TASK DIRECTIONS -> What follows is a set of records; repeat all of them exactly.

ENTRIES SUPPLIED ->
[START]

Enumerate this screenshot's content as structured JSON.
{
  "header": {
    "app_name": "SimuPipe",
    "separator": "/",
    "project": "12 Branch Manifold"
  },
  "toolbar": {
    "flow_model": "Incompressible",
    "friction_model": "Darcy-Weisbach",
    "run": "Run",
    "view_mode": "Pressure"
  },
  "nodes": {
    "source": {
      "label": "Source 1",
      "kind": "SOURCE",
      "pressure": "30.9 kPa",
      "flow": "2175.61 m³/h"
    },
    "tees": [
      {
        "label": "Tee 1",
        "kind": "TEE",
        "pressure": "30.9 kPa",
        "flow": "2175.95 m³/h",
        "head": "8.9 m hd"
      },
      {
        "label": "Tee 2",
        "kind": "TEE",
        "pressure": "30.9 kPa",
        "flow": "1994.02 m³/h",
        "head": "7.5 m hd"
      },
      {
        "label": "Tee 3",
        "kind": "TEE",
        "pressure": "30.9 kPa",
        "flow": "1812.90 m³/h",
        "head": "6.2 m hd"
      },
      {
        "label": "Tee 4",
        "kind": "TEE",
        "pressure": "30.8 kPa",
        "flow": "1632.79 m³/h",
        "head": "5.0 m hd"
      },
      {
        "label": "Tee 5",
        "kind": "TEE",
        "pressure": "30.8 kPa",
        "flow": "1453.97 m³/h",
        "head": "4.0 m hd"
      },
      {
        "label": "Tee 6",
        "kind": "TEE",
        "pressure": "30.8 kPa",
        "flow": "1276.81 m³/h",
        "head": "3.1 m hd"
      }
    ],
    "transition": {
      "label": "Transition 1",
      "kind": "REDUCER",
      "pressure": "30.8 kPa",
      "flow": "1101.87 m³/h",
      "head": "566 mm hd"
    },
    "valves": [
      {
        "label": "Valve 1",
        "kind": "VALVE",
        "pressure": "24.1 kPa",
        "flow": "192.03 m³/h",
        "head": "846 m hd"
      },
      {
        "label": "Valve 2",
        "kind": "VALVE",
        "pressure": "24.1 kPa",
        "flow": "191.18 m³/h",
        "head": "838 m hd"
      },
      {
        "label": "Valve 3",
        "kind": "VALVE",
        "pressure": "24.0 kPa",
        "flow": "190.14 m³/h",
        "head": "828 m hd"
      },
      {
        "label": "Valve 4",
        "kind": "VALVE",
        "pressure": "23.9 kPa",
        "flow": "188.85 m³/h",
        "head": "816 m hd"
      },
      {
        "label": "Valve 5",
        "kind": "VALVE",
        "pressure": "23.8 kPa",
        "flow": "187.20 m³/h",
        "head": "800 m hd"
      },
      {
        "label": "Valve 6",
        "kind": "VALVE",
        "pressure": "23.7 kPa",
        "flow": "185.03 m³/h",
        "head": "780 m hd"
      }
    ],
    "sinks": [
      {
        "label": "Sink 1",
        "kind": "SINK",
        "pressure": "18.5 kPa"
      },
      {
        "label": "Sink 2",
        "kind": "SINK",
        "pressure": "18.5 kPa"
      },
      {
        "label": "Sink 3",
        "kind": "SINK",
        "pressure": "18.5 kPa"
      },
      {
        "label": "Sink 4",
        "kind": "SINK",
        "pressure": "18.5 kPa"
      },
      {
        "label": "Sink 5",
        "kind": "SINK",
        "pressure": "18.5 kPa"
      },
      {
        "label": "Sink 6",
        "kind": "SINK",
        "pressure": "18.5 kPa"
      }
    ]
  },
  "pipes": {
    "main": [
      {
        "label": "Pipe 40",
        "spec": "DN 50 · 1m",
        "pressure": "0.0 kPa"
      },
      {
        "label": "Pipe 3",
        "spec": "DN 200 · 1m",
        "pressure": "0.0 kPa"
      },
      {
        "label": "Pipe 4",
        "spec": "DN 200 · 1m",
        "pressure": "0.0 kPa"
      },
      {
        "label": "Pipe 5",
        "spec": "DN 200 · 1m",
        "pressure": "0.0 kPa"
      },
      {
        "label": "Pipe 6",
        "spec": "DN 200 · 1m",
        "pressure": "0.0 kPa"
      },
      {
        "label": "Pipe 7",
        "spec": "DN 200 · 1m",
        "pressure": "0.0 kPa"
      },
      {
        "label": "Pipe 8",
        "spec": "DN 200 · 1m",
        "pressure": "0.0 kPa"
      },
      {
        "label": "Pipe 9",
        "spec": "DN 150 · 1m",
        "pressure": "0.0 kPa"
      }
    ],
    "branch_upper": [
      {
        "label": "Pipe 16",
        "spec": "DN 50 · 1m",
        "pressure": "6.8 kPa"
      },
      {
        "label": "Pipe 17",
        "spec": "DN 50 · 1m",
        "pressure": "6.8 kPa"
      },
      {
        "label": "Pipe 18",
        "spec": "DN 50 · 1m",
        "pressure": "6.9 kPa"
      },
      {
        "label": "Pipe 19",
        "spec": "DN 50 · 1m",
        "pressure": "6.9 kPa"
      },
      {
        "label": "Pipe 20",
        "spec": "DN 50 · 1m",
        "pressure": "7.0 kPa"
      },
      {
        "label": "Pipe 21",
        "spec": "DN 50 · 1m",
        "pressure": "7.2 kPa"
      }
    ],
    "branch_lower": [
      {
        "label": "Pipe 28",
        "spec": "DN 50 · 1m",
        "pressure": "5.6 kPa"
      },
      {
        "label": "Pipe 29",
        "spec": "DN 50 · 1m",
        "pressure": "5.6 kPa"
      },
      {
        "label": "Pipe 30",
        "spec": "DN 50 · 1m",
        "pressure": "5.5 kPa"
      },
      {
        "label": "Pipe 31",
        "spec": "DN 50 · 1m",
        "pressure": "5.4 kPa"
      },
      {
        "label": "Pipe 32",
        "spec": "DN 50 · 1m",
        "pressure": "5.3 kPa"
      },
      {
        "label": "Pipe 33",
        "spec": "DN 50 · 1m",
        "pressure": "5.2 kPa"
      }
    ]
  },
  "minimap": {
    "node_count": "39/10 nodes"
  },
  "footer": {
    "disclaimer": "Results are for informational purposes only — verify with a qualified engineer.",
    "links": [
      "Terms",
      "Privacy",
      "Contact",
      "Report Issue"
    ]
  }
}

[END]

FINISHED TASK ->
Enumerate this screenshot's content as structured JSON.
{
  "header": {
    "app_name": "SimuPipe",
    "separator": "/",
    "project": "12 Branch Manifold"
  },
  "toolbar": {
    "flow_model": "Incompressible",
    "friction_model": "Darcy-Weisbach",
    "run": "Run",
    "view_mode": "Pressure"
  },
  "nodes": {
    "source": {
      "label": "Source 1",
      "kind": "SOURCE",
      "pressure": "30.9 kPa",
      "flow": "2175.61 m³/h"
    },
    "tees": [
      {
        "label": "Tee 1",
        "kind": "TEE",
        "pressure": "30.9 kPa",
        "flow": "2175.95 m³/h",
        "head": "8.9 m hd"
      },
      {
        "label": "Tee 2",
        "kind": "TEE",
        "pressure": "30.9 kPa",
        "flow": "1994.02 m³/h",
        "head": "7.5 m hd"
      },
      {
        "label": "Tee 3",
        "kind": "TEE",
        "pressure": "30.9 kPa",
        "flow": "1812.90 m³/h",
        "head": "6.2 m hd"
      },
      {
        "label": "Tee 4",
        "kind": "TEE",
        "pressure": "30.8 kPa",
        "flow": "1632.79 m³/h",
        "head": "5.0 m hd"
      },
      {
        "label": "Tee 5",
        "kind": "TEE",
        "pressure": "30.8 kPa",
        "flow": "1453.97 m³/h",
        "head": "4.0 m hd"
      },
      {
        "label": "Tee 6",
        "kind": "TEE",
        "pressure": "30.8 kPa",
        "flow": "1276.81 m³/h",
        "head": "3.1 m hd"
      }
    ],
    "transition": {
      "label": "Transition 1",
      "kind": "REDUCER",
      "pressure": "30.8 kPa",
      "flow": "1101.87 m³/h",
      "head": "566 mm hd"
    },
    "valves": [
      {
        "label": "Valve 1",
        "kind": "VALVE",
        "pressure": "24.1 kPa",
        "flow": "192.03 m³/h",
        "head": "846 m hd"
      },
      {
        "label": "Valve 2",
        "kind": "VALVE",
        "pressure": "24.1 kPa",
        "flow": "191.18 m³/h",
        "head": "838 m hd"
      },
      {
        "label": "Valve 3",
        "kind": "VALVE",
        "pressure": "24.0 kPa",
        "flow": "190.14 m³/h",
        "head": "828 m hd"
      },
      {
        "label": "Valve 4",
        "kind": "VALVE",
        "pressure": "23.9 kPa",
        "flow": "188.85 m³/h",
        "head": "816 m hd"
      },
      {
        "label": "Valve 5",
        "kind": "VALVE",
        "pressure": "23.8 kPa",
        "flow": "187.20 m³/h",
        "head": "800 m hd"
      },
      {
        "label": "Valve 6",
        "kind": "VALVE",
        "pressure": "23.7 kPa",
        "flow": "185.03 m³/h",
        "head": "780 m hd"
      }
    ],
    "sinks": [
      {
        "label": "Sink 1",
        "kind": "SINK",
        "pressure": "18.5 kPa"
      },
      {
        "label": "Sink 2",
        "kind": "SINK",
        "pressure": "18.5 kPa"
      },
      {
        "label": "Sink 3",
        "kind": "SINK",
        "pressure": "18.5 kPa"
      },
      {
        "label": "Sink 4",
        "kind": "SINK",
        "pressure": "18.5 kPa"
      },
      {
        "label": "Sink 5",
        "kind": "SINK",
        "pressure": "18.5 kPa"
      },
      {
        "label": "Sink 6",
        "kind": "SINK",
        "pressure": "18.5 kPa"
      }
    ]
  },
  "pipes": {
    "main": [
      {
        "label": "Pipe 40",
        "spec": "DN 50 · 1m",
        "pressure": "0.0 kPa"
      },
      {
        "label": "Pipe 3",
        "spec": "DN 200 · 1m",
        "pressure": "0.0 kPa"
      },
      {
        "label": "Pipe 4",
        "spec": "DN 200 · 1m",
        "pressure": "0.0 kPa"
      },
      {
        "label": "Pipe 5",
        "spec": "DN 200 · 1m",
        "pressure": "0.0 kPa"
      },
      {
        "label": "Pipe 6",
        "spec": "DN 200 · 1m",
        "pressure": "0.0 kPa"
      },
      {
        "label": "Pipe 7",
        "spec": "DN 200 · 1m",
        "pressure": "0.0 kPa"
      },
      {
        "label": "Pipe 8",
        "spec": "DN 200 · 1m",
        "pressure": "0.0 kPa"
      },
      {
        "label": "Pipe 9",
        "spec": "DN 150 · 1m",
        "pressure": "0.0 kPa"
      }
    ],
    "branch_upper": [
      {
        "label": "Pipe 16",
        "spec": "DN 50 · 1m",
        "pressure": "6.8 kPa"
      },
      {
        "label": "Pipe 17",
        "spec": "DN 50 · 1m",
        "pressure": "6.8 kPa"
      },
      {
        "label": "Pipe 18",
        "spec": "DN 50 · 1m",
        "pressure": "6.9 kPa"
      },
      {
        "label": "Pipe 19",
        "spec": "DN 50 · 1m",
        "pressure": "6.9 kPa"
      },
      {
        "label": "Pipe 20",
        "spec": "DN 50 · 1m",
        "pressure": "7.0 kPa"
      },
      {
        "label": "Pipe 21",
        "spec": "DN 50 · 1m",
        "pressure": "7.2 kPa"
      }
    ],
    "branch_lower": [
      {
        "label": "Pipe 28",
        "spec": "DN 50 · 1m",
        "pressure": "5.6 kPa"
      },
      {
        "label": "Pipe 29",
        "spec": "DN 50 · 1m",
        "pressure": "5.6 kPa"
      },
      {
        "label": "Pipe 30",
        "spec": "DN 50 · 1m",
        "pressure": "5.5 kPa"
      },
      {
        "label": "Pipe 31",
        "spec": "DN 50 · 1m",
        "pressure": "5.4 kPa"
      },
      {
        "label": "Pipe 32",
        "spec": "DN 50 · 1m",
        "pressure": "5.3 kPa"
      },
      {
        "label": "Pipe 33",
        "spec": "DN 50 · 1m",
        "pressure": "5.2 kPa"
      }
    ]
  },
  "minimap": {
    "node_count": "39/10 nodes"
  },
  "footer": {
    "disclaimer": "Results are for informational purposes only — verify with a qualified engineer.",
    "links": [
      "Terms",
      "Privacy",
      "Contact",
      "Report Issue"
    ]
  }
}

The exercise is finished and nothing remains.